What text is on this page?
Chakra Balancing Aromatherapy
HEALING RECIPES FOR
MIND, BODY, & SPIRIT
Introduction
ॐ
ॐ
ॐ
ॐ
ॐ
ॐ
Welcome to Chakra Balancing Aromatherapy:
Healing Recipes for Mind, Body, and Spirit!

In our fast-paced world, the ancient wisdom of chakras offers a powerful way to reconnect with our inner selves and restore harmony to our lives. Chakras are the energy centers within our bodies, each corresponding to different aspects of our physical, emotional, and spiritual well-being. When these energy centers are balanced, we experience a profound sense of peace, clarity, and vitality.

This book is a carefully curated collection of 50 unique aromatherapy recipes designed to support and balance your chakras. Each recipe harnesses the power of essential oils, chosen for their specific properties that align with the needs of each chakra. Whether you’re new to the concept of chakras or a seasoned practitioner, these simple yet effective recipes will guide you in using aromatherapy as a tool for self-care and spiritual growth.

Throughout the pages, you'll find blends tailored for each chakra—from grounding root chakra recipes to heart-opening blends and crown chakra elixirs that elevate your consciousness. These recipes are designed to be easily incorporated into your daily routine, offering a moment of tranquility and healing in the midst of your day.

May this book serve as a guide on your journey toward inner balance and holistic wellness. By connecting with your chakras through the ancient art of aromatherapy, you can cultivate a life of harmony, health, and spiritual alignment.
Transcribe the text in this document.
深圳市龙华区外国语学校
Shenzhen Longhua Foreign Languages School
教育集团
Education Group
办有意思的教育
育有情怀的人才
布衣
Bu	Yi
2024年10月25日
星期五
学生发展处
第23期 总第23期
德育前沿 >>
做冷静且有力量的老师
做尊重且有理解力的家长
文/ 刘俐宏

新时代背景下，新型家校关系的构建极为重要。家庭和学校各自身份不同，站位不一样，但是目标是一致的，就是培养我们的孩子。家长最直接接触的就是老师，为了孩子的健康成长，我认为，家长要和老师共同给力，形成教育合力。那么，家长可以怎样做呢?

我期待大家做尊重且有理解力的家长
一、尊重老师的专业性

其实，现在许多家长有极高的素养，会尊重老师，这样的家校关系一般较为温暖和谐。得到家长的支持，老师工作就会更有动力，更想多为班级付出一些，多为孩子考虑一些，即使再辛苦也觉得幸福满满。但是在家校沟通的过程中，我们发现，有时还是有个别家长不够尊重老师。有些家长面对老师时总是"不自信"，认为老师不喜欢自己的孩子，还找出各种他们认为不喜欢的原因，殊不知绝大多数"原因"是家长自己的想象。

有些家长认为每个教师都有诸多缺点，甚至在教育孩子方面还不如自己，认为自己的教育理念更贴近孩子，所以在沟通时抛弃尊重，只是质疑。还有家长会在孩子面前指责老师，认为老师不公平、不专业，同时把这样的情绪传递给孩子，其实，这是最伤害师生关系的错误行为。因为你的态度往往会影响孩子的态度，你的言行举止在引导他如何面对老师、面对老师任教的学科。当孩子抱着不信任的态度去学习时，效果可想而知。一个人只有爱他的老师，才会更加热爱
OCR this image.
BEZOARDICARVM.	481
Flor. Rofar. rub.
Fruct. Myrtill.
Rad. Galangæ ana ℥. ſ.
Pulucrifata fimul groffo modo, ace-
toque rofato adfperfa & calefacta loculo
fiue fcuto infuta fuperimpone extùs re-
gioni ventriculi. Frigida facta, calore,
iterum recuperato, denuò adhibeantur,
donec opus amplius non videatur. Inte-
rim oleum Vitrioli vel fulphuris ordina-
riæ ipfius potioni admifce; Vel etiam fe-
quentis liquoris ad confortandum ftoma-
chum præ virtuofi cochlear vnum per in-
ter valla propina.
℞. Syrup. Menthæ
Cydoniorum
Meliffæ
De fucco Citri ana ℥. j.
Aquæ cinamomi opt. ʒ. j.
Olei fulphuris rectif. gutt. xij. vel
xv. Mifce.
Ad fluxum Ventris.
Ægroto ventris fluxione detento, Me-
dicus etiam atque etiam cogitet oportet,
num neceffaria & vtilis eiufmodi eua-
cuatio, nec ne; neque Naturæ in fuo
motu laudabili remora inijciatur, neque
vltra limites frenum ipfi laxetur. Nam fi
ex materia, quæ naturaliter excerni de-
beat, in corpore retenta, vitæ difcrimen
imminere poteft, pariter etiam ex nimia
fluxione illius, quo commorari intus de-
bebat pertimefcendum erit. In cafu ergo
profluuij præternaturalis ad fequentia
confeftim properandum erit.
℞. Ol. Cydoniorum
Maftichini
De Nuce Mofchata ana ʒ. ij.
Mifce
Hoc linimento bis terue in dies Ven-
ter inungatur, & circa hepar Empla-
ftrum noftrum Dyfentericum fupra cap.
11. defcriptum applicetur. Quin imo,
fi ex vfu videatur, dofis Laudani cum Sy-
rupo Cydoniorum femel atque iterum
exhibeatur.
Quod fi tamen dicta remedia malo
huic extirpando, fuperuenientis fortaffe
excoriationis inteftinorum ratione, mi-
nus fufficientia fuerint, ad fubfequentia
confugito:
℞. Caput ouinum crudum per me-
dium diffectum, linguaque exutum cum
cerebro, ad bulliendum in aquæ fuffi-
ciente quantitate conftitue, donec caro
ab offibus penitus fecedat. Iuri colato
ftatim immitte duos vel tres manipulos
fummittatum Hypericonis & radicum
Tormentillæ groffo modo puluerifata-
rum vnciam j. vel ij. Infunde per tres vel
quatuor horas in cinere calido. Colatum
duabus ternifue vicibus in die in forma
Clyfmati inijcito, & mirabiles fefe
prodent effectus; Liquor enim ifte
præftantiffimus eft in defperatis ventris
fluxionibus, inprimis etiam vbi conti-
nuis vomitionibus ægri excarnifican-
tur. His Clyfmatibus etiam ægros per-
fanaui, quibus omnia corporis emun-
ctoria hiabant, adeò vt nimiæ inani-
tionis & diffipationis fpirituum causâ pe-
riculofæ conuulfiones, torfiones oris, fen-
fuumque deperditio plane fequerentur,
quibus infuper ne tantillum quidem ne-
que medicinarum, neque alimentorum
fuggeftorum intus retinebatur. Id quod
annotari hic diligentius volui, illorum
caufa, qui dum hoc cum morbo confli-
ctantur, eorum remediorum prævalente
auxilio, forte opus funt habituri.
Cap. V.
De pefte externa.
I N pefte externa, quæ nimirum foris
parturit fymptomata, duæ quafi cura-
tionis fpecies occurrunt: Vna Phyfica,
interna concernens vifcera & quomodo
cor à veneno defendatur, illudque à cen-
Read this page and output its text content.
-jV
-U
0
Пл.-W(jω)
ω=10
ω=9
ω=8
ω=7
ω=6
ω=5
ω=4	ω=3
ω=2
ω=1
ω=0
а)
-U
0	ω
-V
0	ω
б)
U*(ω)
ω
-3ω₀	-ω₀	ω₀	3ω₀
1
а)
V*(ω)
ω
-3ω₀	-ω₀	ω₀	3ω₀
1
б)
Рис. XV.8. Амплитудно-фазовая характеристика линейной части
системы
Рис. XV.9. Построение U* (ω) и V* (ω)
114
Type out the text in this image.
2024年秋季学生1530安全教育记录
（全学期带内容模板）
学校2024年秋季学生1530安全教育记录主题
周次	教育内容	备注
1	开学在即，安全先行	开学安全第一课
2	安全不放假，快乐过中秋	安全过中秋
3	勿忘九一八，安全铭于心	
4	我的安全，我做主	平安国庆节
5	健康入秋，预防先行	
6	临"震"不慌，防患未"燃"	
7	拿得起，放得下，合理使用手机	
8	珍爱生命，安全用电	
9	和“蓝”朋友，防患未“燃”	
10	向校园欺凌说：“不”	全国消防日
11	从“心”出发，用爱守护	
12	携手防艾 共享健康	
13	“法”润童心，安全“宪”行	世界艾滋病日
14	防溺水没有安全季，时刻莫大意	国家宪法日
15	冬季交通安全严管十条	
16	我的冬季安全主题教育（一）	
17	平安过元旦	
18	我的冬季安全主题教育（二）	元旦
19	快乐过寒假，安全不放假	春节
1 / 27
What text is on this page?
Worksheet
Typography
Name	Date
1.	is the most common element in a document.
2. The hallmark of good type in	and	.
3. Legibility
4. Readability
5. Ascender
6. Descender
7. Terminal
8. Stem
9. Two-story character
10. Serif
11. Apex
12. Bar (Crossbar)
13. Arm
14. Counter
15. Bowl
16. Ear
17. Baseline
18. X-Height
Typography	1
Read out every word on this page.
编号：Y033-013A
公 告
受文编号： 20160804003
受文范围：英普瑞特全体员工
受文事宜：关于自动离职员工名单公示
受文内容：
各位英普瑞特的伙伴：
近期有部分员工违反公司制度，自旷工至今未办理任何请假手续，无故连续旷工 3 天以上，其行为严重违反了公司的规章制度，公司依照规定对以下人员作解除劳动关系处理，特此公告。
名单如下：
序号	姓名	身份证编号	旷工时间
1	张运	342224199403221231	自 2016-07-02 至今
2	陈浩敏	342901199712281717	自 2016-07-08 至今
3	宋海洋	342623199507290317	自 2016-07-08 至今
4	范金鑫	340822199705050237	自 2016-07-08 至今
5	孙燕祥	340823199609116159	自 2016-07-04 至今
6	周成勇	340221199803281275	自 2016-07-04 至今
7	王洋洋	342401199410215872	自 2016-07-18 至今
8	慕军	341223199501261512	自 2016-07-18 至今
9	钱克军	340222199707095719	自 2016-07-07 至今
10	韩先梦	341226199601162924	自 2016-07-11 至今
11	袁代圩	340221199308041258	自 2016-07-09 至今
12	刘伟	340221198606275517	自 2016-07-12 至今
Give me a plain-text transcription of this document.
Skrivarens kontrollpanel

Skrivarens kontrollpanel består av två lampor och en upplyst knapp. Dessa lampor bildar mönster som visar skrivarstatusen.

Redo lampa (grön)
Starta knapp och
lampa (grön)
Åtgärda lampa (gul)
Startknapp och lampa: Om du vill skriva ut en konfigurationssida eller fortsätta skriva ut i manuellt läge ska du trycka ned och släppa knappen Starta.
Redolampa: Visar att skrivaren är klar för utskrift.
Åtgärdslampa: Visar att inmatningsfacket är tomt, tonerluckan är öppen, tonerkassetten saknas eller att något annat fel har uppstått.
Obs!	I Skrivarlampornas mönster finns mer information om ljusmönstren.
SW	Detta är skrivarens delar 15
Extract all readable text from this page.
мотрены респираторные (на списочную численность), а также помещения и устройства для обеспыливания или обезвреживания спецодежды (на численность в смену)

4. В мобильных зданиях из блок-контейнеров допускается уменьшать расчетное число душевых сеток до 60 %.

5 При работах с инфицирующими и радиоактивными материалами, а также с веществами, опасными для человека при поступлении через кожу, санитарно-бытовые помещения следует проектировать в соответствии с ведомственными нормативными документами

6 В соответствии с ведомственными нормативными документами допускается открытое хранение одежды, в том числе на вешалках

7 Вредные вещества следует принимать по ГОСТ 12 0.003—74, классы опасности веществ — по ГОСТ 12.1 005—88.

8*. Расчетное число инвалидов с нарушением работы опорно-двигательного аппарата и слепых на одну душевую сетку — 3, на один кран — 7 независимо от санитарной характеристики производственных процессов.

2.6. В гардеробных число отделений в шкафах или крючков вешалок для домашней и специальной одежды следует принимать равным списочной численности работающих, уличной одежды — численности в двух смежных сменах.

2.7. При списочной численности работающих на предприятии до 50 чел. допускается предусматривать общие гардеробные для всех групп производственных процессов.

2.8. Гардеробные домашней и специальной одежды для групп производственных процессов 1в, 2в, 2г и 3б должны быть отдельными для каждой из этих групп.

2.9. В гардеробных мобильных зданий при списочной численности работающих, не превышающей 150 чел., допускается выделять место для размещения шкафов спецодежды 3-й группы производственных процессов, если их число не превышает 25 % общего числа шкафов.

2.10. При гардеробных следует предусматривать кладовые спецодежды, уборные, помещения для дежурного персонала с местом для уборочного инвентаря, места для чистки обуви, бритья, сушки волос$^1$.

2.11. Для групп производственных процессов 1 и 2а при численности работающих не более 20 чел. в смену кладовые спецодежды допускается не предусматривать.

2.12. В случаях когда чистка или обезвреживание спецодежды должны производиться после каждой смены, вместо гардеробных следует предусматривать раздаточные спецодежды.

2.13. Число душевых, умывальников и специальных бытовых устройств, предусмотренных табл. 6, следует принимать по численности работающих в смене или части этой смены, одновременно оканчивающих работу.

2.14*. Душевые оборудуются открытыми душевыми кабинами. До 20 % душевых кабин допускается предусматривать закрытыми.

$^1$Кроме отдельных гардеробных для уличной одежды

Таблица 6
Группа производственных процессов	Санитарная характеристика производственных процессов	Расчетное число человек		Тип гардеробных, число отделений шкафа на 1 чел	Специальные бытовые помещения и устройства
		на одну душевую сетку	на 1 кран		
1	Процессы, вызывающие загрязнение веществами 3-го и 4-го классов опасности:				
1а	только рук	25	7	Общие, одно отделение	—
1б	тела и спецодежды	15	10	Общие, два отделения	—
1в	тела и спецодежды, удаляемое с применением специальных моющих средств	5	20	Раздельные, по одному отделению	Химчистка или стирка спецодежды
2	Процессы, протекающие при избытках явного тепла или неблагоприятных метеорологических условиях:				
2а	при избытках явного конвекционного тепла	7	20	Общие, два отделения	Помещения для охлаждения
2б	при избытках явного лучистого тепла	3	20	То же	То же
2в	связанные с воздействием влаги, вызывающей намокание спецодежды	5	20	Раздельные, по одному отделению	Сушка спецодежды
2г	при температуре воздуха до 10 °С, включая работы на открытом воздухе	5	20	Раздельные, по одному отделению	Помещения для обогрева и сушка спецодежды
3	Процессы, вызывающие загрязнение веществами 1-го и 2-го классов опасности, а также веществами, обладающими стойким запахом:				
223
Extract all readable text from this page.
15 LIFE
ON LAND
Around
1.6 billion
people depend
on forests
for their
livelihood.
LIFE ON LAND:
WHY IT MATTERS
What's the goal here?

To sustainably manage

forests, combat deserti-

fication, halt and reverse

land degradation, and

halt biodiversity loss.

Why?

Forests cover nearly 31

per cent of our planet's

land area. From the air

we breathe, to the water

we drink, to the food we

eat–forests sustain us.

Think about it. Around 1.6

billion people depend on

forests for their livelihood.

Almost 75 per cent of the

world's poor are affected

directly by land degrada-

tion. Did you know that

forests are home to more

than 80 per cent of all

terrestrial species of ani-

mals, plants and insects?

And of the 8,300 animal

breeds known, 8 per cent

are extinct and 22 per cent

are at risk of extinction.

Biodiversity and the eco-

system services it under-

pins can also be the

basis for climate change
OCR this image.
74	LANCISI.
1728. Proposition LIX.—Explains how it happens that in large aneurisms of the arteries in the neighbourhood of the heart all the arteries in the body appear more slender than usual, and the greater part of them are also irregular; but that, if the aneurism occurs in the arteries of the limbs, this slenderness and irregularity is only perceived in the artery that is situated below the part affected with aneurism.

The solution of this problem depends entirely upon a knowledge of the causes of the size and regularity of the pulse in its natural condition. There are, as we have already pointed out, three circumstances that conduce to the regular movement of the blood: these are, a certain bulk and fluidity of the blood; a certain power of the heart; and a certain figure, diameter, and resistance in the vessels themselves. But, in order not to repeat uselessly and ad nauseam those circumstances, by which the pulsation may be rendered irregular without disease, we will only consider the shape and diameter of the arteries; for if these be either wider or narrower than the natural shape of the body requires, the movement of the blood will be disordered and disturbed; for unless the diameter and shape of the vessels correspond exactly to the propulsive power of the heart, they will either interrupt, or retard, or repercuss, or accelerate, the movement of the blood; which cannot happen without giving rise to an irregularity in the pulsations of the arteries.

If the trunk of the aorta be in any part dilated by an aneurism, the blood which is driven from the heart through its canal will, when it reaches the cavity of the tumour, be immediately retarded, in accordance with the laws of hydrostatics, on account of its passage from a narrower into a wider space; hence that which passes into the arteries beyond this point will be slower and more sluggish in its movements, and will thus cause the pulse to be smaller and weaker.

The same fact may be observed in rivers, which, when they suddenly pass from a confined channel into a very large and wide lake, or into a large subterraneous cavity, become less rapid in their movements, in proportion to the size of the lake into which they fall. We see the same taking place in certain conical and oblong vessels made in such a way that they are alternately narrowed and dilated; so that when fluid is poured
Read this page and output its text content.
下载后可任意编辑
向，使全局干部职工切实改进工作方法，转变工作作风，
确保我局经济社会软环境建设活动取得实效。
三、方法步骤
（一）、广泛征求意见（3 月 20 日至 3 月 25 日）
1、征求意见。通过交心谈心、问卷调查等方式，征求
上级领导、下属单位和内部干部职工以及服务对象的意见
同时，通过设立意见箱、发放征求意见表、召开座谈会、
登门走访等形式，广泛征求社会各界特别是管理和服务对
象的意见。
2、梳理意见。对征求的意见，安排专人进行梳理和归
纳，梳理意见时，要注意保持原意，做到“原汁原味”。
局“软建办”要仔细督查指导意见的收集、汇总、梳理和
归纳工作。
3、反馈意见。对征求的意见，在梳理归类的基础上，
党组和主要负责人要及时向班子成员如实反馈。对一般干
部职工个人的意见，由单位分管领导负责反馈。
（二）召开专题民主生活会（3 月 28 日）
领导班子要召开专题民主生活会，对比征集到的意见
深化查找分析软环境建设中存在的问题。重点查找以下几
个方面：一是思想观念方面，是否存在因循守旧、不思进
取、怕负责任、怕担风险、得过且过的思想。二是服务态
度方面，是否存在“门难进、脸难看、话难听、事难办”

○ ○ ○ ○ ○

WHAT IS ASKED
From the listing above, copy all lines holding the word "billion".

FULL SOLUTION
1.6 billion
billion people depend on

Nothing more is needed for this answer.